**REQUIRED WORK**
Read the records below and copy each line that contains "color".

**PROVIDED DATA**
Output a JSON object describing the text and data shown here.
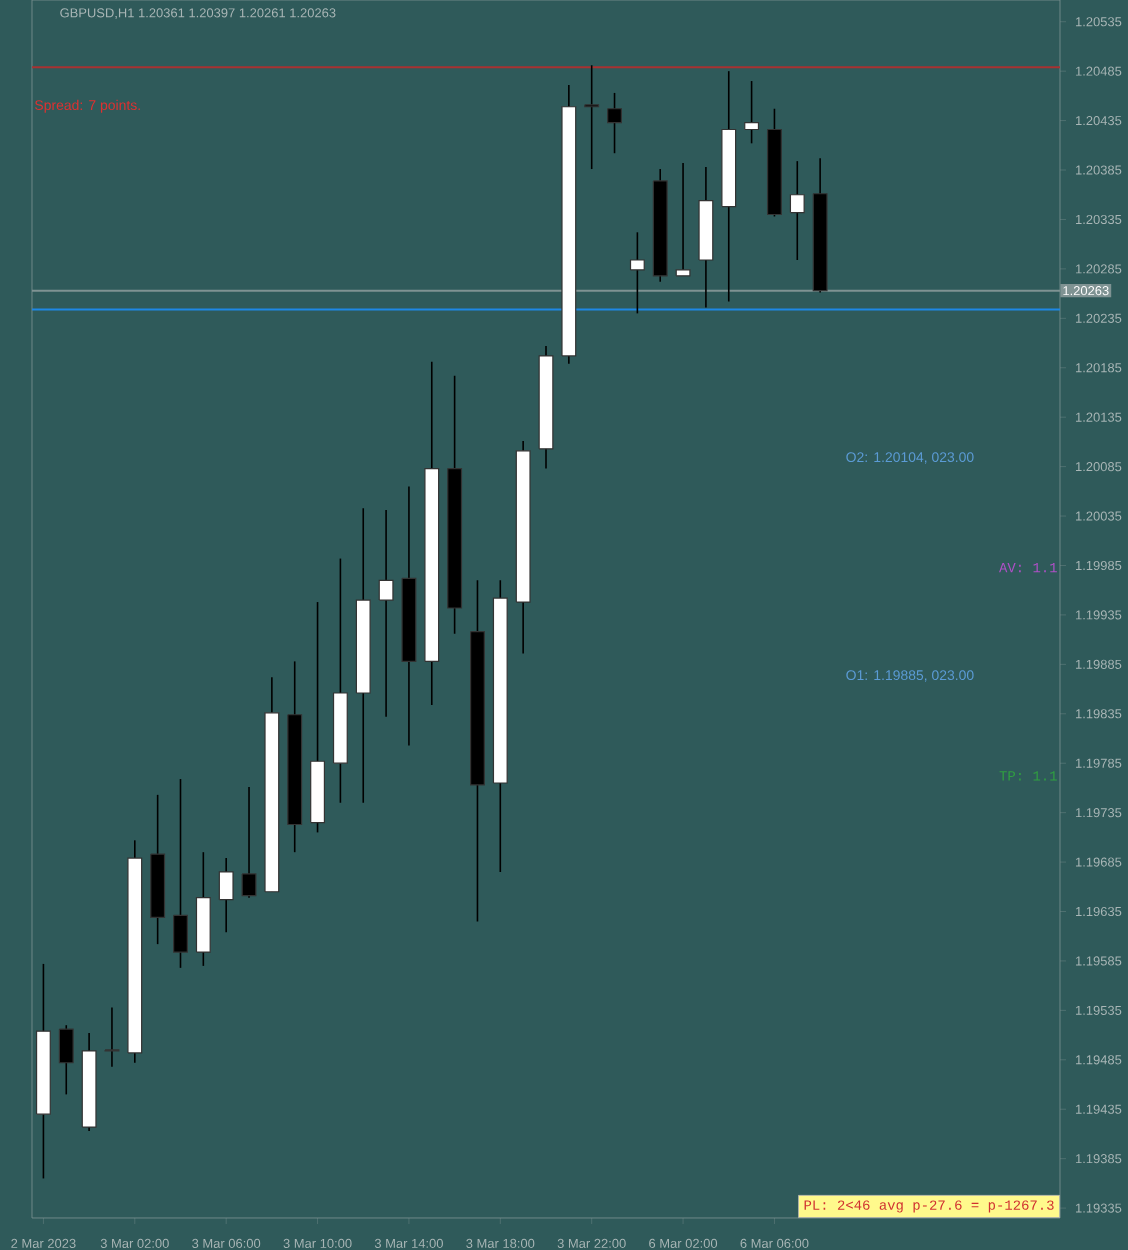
{
  "chart_data": {
    "type": "candlestick",
    "title": "GBPUSD,H1  1.20361 1.20397 1.20261 1.20263",
    "categories": [
      "2 Mar 2023",
      null,
      null,
      null,
      "3 Mar 02:00",
      null,
      null,
      null,
      "3 Mar 06:00",
      null,
      null,
      null,
      "3 Mar 10:00",
      null,
      null,
      null,
      "3 Mar 14:00",
      null,
      null,
      null,
      "3 Mar 18:00",
      null,
      null,
      null,
      "3 Mar 22:00",
      null,
      null,
      null,
      "6 Mar 02:00",
      null,
      null,
      null,
      "6 Mar 06:00",
      null,
      null,
      null,
      null,
      null,
      null,
      null,
      null,
      null,
      null,
      null,
      null
    ],
    "ohlc": [
      [
        1.1943,
        1.19582,
        1.19365,
        1.19514
      ],
      [
        1.19516,
        1.1952,
        1.1945,
        1.19482
      ],
      [
        1.19417,
        1.19512,
        1.19413,
        1.19494
      ],
      [
        1.19495,
        1.19538,
        1.19478,
        1.19494
      ],
      [
        1.19492,
        1.19707,
        1.19482,
        1.19689
      ],
      [
        1.19693,
        1.19753,
        1.19602,
        1.19629
      ],
      [
        1.19631,
        1.19769,
        1.19578,
        1.19594
      ],
      [
        1.19594,
        1.19695,
        1.1958,
        1.19649
      ],
      [
        1.19647,
        1.19689,
        1.19614,
        1.19675
      ],
      [
        1.19673,
        1.19761,
        1.19649,
        1.19651
      ],
      [
        1.19655,
        1.19872,
        1.19655,
        1.19836
      ],
      [
        1.19834,
        1.19888,
        1.19695,
        1.19723
      ],
      [
        1.19725,
        1.19948,
        1.19715,
        1.19787
      ],
      [
        1.19785,
        1.19992,
        1.19745,
        1.19856
      ],
      [
        1.19856,
        1.20043,
        1.19745,
        1.1995
      ],
      [
        1.1995,
        1.20041,
        1.19832,
        1.1997
      ],
      [
        1.19972,
        1.20065,
        1.19803,
        1.19888
      ],
      [
        1.19888,
        1.20191,
        1.19844,
        1.20083
      ],
      [
        1.20083,
        1.20177,
        1.19916,
        1.19942
      ],
      [
        1.19918,
        1.1997,
        1.19625,
        1.19763
      ],
      [
        1.19765,
        1.1997,
        1.19675,
        1.19952
      ],
      [
        1.19948,
        1.20111,
        1.19896,
        1.20101
      ],
      [
        1.20103,
        1.20207,
        1.20083,
        1.20197
      ],
      [
        1.20197,
        1.20471,
        1.20189,
        1.20449
      ],
      [
        1.20451,
        1.20491,
        1.20386,
        1.20449
      ],
      [
        1.20447,
        1.20463,
        1.20402,
        1.20433
      ],
      [
        1.20284,
        1.20322,
        1.2024,
        1.20294
      ],
      [
        1.20374,
        1.20386,
        1.20272,
        1.20278
      ],
      [
        1.20278,
        1.20392,
        1.20278,
        1.20284
      ],
      [
        1.20294,
        1.20388,
        1.20246,
        1.20354
      ],
      [
        1.20348,
        1.20485,
        1.20252,
        1.20426
      ],
      [
        1.20426,
        1.20475,
        1.20412,
        1.20433
      ],
      [
        1.20426,
        1.20447,
        1.20338,
        1.2034
      ],
      [
        1.20342,
        1.20394,
        1.20294,
        1.2036
      ],
      [
        1.20361,
        1.20397,
        1.20261,
        1.20263
      ],
      null,
      null,
      null,
      null,
      null,
      null,
      null,
      null,
      null,
      null
    ],
    "ylim": [
      1.19325,
      1.20557
    ],
    "yticks": [
      1.20535,
      1.20485,
      1.20435,
      1.20385,
      1.20335,
      1.20285,
      1.20235,
      1.20185,
      1.20135,
      1.20085,
      1.20035,
      1.19985,
      1.19935,
      1.19885,
      1.19835,
      1.19785,
      1.19735,
      1.19685,
      1.19635,
      1.19585,
      1.19535,
      1.19485,
      1.19435,
      1.19385,
      1.19335
    ],
    "ref_lines": [
      {
        "axis": "y",
        "value": 1.20489,
        "color": "#a83232"
      },
      {
        "axis": "y",
        "value": 1.20244,
        "color": "#1e88e5"
      },
      {
        "axis": "y",
        "value": 1.20263,
        "label": "1.20263",
        "color": "#7f9393"
      }
    ],
    "annotations": [
      "Spread: 7 points.",
      "O2: 1.20104, 023.00",
      "AV: 1.1",
      "O1: 1.19885, 023.00",
      "TP: 1.1",
      "PL: 2<46 avg p-27.6 = p-1267.3"
    ]
  }
}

**ANSWER IN FULL**
        "color": "#a83232"
        "color": "#1e88e5"
        "color": "#7f9393"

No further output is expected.